(Recorded data)
-=-=-
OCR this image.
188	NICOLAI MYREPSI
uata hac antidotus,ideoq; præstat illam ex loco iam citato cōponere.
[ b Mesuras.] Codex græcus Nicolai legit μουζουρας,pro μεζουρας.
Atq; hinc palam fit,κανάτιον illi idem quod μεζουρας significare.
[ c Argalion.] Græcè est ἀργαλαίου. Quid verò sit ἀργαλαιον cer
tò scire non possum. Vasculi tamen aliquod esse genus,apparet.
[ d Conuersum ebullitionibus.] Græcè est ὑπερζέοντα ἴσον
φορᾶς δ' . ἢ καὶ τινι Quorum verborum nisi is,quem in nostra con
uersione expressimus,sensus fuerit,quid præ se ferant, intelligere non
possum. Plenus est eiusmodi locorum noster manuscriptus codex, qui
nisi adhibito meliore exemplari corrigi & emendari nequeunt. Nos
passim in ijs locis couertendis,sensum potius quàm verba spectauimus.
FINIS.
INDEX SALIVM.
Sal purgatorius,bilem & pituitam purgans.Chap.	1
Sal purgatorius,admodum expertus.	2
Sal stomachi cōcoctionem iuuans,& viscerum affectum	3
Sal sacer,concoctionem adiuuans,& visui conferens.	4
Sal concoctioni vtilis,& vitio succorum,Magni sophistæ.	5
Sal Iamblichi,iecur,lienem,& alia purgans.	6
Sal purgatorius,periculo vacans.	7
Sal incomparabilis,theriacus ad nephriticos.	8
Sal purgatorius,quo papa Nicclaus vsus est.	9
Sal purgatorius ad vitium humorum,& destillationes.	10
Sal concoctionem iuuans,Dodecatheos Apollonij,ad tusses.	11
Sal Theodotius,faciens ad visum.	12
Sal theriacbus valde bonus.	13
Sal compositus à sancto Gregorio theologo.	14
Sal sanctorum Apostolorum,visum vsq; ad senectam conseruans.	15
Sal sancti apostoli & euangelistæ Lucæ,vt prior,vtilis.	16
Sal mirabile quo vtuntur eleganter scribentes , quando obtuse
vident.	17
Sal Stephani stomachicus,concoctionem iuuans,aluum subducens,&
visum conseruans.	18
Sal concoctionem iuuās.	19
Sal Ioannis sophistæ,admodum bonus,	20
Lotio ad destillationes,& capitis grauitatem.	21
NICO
-=-=-
# What is required
Extract every line of the records above that contains the word "purgatorius".

# Solution for this task
Sal purgatorius,bilem & pituitam purgans.Chap.	1
Sal purgatorius,admodum expertus.	2
Sal purgatorius,periculo vacans.	7
Sal purgatorius,quo papa Nicclaus vsus est.	9
Sal purgatorius ad vitium humorum,& destillationes.	10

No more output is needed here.